- GIVEN REQUEST -
Go through the entries one line at a time, and gather every line that has the word "ratio".

Stored items from a collection:
────
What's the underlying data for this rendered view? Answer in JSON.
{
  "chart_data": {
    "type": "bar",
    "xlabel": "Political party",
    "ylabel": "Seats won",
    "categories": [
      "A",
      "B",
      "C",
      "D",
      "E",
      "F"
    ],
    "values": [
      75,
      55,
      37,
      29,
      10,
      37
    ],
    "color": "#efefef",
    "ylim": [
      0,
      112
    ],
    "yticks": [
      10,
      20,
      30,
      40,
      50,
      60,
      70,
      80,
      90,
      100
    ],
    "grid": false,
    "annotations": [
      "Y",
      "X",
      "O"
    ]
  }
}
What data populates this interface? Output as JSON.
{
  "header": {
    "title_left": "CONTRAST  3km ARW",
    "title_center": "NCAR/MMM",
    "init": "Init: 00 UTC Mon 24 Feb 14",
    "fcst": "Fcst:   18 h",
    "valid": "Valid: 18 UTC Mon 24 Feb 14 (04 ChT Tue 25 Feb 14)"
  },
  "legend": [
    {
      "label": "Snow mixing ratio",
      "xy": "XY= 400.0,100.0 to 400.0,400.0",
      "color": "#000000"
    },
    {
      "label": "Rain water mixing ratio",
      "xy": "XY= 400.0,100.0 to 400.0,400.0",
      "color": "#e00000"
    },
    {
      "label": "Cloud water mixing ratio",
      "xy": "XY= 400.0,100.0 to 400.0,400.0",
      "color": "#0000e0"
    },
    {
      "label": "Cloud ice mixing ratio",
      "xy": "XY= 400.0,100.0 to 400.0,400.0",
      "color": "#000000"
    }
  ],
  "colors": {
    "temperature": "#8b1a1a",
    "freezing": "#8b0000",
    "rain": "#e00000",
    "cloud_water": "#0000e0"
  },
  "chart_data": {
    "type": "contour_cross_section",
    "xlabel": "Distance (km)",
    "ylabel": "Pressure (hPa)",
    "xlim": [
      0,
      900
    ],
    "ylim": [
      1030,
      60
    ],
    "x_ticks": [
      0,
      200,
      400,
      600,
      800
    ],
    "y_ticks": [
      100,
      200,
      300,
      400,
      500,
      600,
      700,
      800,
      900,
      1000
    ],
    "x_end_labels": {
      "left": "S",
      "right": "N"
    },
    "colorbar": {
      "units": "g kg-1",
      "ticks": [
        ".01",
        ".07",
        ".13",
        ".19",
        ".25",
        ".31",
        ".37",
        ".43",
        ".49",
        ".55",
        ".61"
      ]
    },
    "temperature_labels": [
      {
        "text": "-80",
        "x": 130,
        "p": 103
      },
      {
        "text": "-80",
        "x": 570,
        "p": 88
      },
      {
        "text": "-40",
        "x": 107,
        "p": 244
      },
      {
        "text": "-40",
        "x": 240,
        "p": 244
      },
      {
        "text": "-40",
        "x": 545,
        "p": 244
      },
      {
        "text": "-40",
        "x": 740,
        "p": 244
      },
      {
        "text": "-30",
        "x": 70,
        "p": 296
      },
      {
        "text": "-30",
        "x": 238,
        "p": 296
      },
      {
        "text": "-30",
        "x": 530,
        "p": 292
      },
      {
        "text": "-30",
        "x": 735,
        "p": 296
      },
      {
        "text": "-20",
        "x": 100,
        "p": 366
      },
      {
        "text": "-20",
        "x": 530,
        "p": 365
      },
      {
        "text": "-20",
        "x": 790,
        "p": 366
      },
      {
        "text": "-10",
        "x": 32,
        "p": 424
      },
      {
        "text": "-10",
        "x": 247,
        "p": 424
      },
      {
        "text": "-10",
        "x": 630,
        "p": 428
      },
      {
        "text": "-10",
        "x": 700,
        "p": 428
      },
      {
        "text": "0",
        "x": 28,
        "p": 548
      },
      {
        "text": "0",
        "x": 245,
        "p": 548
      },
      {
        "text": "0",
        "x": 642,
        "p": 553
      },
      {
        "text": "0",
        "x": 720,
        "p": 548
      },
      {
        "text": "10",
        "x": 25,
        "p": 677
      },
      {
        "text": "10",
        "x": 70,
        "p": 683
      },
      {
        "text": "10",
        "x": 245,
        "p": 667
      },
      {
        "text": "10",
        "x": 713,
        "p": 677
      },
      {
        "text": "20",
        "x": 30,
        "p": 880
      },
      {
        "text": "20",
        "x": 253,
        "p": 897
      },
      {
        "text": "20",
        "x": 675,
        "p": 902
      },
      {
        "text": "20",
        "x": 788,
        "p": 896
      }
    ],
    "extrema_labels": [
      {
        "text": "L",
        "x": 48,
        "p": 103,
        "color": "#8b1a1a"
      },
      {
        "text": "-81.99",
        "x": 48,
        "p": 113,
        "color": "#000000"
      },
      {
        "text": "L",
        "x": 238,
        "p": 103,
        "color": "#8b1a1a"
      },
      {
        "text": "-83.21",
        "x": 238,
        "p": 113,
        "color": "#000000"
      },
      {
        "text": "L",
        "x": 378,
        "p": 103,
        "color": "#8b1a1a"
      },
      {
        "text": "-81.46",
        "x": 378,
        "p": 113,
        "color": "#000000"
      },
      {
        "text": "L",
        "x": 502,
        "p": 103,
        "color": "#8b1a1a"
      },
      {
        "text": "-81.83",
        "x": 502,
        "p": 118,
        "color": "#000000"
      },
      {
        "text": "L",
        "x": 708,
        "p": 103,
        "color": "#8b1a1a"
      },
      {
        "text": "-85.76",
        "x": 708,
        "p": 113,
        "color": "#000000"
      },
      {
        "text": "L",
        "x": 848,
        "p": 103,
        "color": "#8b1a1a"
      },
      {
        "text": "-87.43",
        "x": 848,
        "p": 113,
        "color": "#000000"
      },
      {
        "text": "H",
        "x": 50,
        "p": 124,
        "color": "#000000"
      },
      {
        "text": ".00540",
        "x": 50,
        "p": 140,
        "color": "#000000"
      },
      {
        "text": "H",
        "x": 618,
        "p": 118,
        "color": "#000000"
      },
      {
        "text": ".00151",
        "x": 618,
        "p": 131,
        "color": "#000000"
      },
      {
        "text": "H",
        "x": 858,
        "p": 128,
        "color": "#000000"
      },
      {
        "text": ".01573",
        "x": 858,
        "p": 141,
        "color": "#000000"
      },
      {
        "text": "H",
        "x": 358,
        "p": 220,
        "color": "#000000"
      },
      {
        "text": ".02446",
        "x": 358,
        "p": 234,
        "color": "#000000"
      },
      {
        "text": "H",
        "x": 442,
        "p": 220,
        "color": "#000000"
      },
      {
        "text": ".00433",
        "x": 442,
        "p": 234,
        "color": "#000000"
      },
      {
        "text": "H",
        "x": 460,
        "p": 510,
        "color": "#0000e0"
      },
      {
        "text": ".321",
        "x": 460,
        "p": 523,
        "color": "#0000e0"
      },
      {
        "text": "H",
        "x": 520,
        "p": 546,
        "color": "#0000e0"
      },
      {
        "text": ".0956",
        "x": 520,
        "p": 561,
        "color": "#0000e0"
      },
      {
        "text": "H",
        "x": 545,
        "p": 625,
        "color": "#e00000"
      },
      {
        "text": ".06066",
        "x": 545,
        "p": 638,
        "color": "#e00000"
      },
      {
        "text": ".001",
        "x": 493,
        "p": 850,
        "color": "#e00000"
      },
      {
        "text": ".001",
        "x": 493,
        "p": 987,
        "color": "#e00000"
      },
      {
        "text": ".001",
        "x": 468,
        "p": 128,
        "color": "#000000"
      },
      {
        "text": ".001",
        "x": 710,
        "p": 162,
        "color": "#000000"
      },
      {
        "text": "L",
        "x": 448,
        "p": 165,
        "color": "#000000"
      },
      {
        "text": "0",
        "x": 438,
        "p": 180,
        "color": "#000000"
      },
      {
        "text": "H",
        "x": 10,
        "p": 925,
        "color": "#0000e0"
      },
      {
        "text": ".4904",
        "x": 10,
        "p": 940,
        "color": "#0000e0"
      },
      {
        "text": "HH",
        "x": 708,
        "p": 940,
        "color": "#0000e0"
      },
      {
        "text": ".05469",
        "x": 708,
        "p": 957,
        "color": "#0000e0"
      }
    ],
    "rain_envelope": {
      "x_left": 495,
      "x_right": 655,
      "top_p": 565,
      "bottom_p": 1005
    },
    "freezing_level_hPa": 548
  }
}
────
- SOLUTION FOR THIS EXERCISE -
      "label": "Snow mixing ratio",
      "label": "Rain water mixing ratio",
      "label": "Cloud water mixing ratio",
      "label": "Cloud ice mixing ratio",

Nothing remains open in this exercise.